Select the lines that hold the word "this" and copy each one.

....

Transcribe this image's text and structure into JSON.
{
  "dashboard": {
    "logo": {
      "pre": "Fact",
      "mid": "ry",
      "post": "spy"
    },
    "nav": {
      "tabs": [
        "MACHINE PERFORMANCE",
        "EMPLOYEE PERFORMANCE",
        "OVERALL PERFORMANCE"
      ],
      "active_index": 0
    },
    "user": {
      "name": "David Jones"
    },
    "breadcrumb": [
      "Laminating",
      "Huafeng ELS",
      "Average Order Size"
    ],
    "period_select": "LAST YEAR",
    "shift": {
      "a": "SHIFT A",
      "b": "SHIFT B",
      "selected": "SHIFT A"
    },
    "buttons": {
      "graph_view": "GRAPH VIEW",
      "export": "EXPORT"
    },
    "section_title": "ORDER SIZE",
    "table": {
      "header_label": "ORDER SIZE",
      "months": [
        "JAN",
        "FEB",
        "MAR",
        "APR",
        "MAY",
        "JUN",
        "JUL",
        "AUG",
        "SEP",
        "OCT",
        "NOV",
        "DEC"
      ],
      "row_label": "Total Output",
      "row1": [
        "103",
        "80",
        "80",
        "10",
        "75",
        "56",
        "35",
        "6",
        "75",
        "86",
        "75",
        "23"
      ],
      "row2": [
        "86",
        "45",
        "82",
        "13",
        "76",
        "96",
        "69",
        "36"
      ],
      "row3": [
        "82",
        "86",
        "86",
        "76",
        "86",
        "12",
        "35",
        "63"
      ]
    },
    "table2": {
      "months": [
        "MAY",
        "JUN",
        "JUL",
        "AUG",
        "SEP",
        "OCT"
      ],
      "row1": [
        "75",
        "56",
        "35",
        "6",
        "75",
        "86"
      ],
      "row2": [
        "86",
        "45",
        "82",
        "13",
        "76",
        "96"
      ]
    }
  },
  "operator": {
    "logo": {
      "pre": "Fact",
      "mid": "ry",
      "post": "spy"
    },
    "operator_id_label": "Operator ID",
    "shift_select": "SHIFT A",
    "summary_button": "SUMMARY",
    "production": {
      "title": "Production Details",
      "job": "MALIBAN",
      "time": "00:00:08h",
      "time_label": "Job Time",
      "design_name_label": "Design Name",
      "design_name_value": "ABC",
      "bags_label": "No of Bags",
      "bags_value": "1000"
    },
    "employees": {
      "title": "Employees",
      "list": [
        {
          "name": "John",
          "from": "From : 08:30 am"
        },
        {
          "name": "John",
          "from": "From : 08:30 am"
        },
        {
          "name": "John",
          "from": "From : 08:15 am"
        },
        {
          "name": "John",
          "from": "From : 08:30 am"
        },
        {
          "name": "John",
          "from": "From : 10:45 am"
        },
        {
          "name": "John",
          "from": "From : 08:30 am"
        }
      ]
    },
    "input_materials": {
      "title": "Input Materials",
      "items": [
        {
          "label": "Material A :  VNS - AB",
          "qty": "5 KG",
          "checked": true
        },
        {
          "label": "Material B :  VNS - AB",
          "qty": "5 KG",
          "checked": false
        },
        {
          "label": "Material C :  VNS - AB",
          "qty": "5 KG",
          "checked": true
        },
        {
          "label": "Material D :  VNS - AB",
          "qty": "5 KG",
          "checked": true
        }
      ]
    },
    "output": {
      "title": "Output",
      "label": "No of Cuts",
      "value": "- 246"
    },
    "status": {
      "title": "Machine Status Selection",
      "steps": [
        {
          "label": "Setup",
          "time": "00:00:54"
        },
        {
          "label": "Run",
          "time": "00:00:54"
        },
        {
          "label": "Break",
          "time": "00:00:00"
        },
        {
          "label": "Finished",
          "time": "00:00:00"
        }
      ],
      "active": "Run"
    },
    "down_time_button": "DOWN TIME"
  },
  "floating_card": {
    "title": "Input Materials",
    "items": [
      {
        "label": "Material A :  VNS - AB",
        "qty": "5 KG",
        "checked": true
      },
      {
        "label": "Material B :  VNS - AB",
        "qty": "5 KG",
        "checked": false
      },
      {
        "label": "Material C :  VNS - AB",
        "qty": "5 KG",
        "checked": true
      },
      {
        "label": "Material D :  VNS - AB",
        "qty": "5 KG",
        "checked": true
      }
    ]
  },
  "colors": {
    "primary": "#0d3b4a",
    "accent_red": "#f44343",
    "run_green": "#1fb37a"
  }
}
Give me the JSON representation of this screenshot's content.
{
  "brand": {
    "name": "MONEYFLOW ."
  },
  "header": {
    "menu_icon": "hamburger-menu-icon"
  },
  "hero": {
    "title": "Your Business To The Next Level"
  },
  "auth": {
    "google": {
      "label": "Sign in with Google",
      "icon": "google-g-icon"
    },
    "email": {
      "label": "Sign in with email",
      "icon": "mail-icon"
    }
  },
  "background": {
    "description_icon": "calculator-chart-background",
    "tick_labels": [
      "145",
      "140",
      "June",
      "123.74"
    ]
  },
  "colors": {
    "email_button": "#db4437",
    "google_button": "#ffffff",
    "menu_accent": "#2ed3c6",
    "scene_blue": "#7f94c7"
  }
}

....

_IN RESPONSE_
Transcribe this image's text and structure into JSON.
Give me the JSON representation of this screenshot's content.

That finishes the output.